-- Start of Records to use --

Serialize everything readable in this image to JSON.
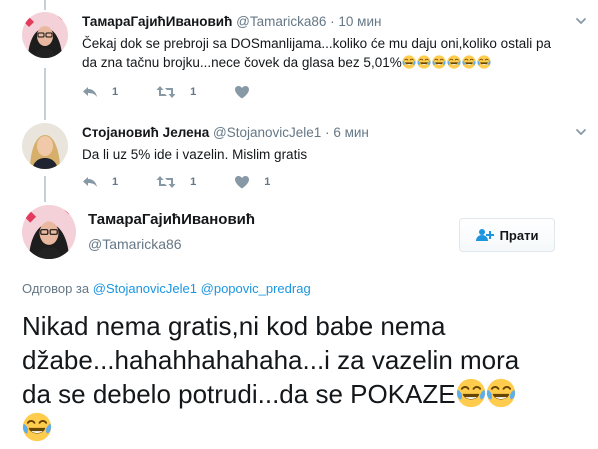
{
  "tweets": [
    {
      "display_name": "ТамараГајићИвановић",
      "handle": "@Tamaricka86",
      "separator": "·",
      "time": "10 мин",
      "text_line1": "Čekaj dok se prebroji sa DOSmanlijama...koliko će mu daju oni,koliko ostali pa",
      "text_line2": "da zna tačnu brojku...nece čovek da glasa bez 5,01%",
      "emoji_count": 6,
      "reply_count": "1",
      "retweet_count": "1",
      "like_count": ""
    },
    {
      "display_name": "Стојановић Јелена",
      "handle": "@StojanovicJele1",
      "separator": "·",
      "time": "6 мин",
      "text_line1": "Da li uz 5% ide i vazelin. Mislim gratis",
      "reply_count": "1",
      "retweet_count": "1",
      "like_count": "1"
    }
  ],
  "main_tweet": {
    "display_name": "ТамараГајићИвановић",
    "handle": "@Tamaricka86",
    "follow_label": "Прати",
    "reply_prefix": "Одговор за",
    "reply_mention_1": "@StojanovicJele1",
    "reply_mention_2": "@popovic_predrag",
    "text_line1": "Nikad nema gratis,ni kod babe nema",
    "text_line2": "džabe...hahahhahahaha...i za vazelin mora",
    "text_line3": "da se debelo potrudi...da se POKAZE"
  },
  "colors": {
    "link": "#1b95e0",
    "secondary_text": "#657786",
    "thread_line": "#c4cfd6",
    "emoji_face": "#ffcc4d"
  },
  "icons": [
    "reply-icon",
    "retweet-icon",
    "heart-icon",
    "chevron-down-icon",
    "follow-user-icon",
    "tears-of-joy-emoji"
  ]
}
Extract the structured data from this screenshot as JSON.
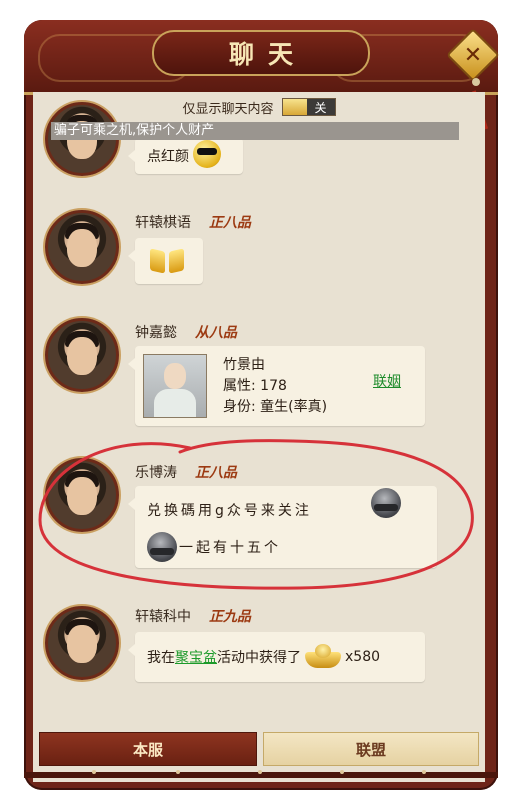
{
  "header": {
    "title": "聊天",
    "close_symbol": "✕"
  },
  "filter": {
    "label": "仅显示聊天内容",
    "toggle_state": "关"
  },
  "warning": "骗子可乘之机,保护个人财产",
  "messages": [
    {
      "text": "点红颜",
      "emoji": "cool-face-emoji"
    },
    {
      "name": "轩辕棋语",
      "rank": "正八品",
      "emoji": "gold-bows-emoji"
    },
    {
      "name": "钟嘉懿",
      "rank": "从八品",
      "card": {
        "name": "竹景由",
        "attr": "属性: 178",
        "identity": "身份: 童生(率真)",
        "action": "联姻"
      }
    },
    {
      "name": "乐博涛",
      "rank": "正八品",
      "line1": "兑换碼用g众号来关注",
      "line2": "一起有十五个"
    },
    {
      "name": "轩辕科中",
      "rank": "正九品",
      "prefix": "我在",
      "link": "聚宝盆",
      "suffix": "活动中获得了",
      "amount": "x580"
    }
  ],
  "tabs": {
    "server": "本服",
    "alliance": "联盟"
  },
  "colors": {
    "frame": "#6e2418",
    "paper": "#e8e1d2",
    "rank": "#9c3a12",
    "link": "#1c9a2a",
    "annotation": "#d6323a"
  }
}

-- End of Records to use --

▶ _Exercise goal_
Restate every record exactly, please; do not copy the pictures.

▶ _Answer below_
Serialize everything readable in this image to JSON.
{
  "tweets": [
    {
      "display_name": "ТамараГајићИвановић",
      "handle": "@Tamaricka86",
      "separator": "·",
      "time": "10 мин",
      "text_line1": "Čekaj dok se prebroji sa DOSmanlijama...koliko će mu daju oni,koliko ostali pa",
      "text_line2": "da zna tačnu brojku...nece čovek da glasa bez 5,01%",
      "emoji_count": 6,
      "reply_count": "1",
      "retweet_count": "1",
      "like_count": ""
    },
    {
      "display_name": "Стојановић Јелена",
      "handle": "@StojanovicJele1",
      "separator": "·",
      "time": "6 мин",
      "text_line1": "Da li uz 5% ide i vazelin. Mislim gratis",
      "reply_count": "1",
      "retweet_count": "1",
      "like_count": "1"
    }
  ],
  "main_tweet": {
    "display_name": "ТамараГајићИвановић",
    "handle": "@Tamaricka86",
    "follow_label": "Прати",
    "reply_prefix": "Одговор за",
    "reply_mention_1": "@StojanovicJele1",
    "reply_mention_2": "@popovic_predrag",
    "text_line1": "Nikad nema gratis,ni kod babe nema",
    "text_line2": "džabe...hahahhahahaha...i za vazelin mora",
    "text_line3": "da se debelo potrudi...da se POKAZE"
  },
  "colors": {
    "link": "#1b95e0",
    "secondary_text": "#657786",
    "thread_line": "#c4cfd6",
    "emoji_face": "#ffcc4d"
  },
  "icons": [
    "reply-icon",
    "retweet-icon",
    "heart-icon",
    "chevron-down-icon",
    "follow-user-icon",
    "tears-of-joy-emoji"
  ]
}
Extract the structured data from this screenshot as JSON.
{
  "header": {
    "title": "聊天",
    "close_symbol": "✕"
  },
  "filter": {
    "label": "仅显示聊天内容",
    "toggle_state": "关"
  },
  "warning": "骗子可乘之机,保护个人财产",
  "messages": [
    {
      "text": "点红颜",
      "emoji": "cool-face-emoji"
    },
    {
      "name": "轩辕棋语",
      "rank": "正八品",
      "emoji": "gold-bows-emoji"
    },
    {
      "name": "钟嘉懿",
      "rank": "从八品",
      "card": {
        "name": "竹景由",
        "attr": "属性: 178",
        "identity": "身份: 童生(率真)",
        "action": "联姻"
      }
    },
    {
      "name": "乐博涛",
      "rank": "正八品",
      "line1": "兑换碼用g众号来关注",
      "line2": "一起有十五个"
    },
    {
      "name": "轩辕科中",
      "rank": "正九品",
      "prefix": "我在",
      "link": "聚宝盆",
      "suffix": "活动中获得了",
      "amount": "x580"
    }
  ],
  "tabs": {
    "server": "本服",
    "alliance": "联盟"
  },
  "colors": {
    "frame": "#6e2418",
    "paper": "#e8e1d2",
    "rank": "#9c3a12",
    "link": "#1c9a2a",
    "annotation": "#d6323a"
  }
}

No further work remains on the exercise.